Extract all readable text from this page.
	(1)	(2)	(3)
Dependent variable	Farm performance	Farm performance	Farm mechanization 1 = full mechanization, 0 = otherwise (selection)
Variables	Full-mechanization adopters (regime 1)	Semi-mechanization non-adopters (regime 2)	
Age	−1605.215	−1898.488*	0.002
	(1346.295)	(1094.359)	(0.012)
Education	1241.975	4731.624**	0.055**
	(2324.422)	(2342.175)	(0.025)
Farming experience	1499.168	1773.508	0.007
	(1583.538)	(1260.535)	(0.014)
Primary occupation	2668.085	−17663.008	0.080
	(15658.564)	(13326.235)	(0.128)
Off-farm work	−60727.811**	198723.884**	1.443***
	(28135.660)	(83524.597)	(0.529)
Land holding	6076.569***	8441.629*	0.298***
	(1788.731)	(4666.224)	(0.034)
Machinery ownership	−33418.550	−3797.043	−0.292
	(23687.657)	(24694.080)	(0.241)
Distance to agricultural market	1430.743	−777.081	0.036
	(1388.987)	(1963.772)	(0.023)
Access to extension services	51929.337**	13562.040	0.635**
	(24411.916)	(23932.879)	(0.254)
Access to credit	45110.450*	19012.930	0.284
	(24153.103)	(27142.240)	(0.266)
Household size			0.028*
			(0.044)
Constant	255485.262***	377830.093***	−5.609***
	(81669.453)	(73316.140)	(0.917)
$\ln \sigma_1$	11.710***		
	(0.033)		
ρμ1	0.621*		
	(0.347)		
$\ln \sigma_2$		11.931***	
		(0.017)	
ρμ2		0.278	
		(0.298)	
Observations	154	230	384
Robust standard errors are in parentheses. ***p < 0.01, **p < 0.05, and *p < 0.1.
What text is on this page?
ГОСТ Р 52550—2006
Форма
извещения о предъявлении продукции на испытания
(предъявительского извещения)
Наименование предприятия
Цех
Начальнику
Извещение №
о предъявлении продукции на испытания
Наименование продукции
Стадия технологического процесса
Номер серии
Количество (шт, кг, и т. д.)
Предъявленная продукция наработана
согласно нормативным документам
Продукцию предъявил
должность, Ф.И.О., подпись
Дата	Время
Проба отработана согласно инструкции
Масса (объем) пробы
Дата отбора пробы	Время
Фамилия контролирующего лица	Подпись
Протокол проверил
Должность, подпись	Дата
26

+ + + + +

* [PROMPT] Copy every record exactly as presented.

* [CORRECT RESULT]
Extract all readable text from this page.
	(1)	(2)	(3)
Dependent variable	Farm performance	Farm performance	Farm mechanization 1 = full mechanization, 0 = otherwise (selection)
Variables	Full-mechanization adopters (regime 1)	Semi-mechanization non-adopters (regime 2)	
Age	−1605.215	−1898.488*	0.002
	(1346.295)	(1094.359)	(0.012)
Education	1241.975	4731.624**	0.055**
	(2324.422)	(2342.175)	(0.025)
Farming experience	1499.168	1773.508	0.007
	(1583.538)	(1260.535)	(0.014)
Primary occupation	2668.085	−17663.008	0.080
	(15658.564)	(13326.235)	(0.128)
Off-farm work	−60727.811**	198723.884**	1.443***
	(28135.660)	(83524.597)	(0.529)
Land holding	6076.569***	8441.629*	0.298***
	(1788.731)	(4666.224)	(0.034)
Machinery ownership	−33418.550	−3797.043	−0.292
	(23687.657)	(24694.080)	(0.241)
Distance to agricultural market	1430.743	−777.081	0.036
	(1388.987)	(1963.772)	(0.023)
Access to extension services	51929.337**	13562.040	0.635**
	(24411.916)	(23932.879)	(0.254)
Access to credit	45110.450*	19012.930	0.284
	(24153.103)	(27142.240)	(0.266)
Household size			0.028*
			(0.044)
Constant	255485.262***	377830.093***	−5.609***
	(81669.453)	(73316.140)	(0.917)
$\ln \sigma_1$	11.710***		
	(0.033)		
ρμ1	0.621*		
	(0.347)		
$\ln \sigma_2$		11.931***	
		(0.017)	
ρμ2		0.278	
		(0.298)	
Observations	154	230	384
Robust standard errors are in parentheses. ***p < 0.01, **p < 0.05, and *p < 0.1.
What text is on this page?
ГОСТ Р 52550—2006
Форма
извещения о предъявлении продукции на испытания
(предъявительского извещения)
Наименование предприятия
Цех
Начальнику
Извещение №
о предъявлении продукции на испытания
Наименование продукции
Стадия технологического процесса
Номер серии
Количество (шт, кг, и т. д.)
Предъявленная продукция наработана
согласно нормативным документам
Продукцию предъявил
должность, Ф.И.О., подпись
Дата	Время
Проба отработана согласно инструкции
Масса (объем) пробы
Дата отбора пробы	Время
Фамилия контролирующего лица	Подпись
Протокол проверил
Должность, подпись	Дата
26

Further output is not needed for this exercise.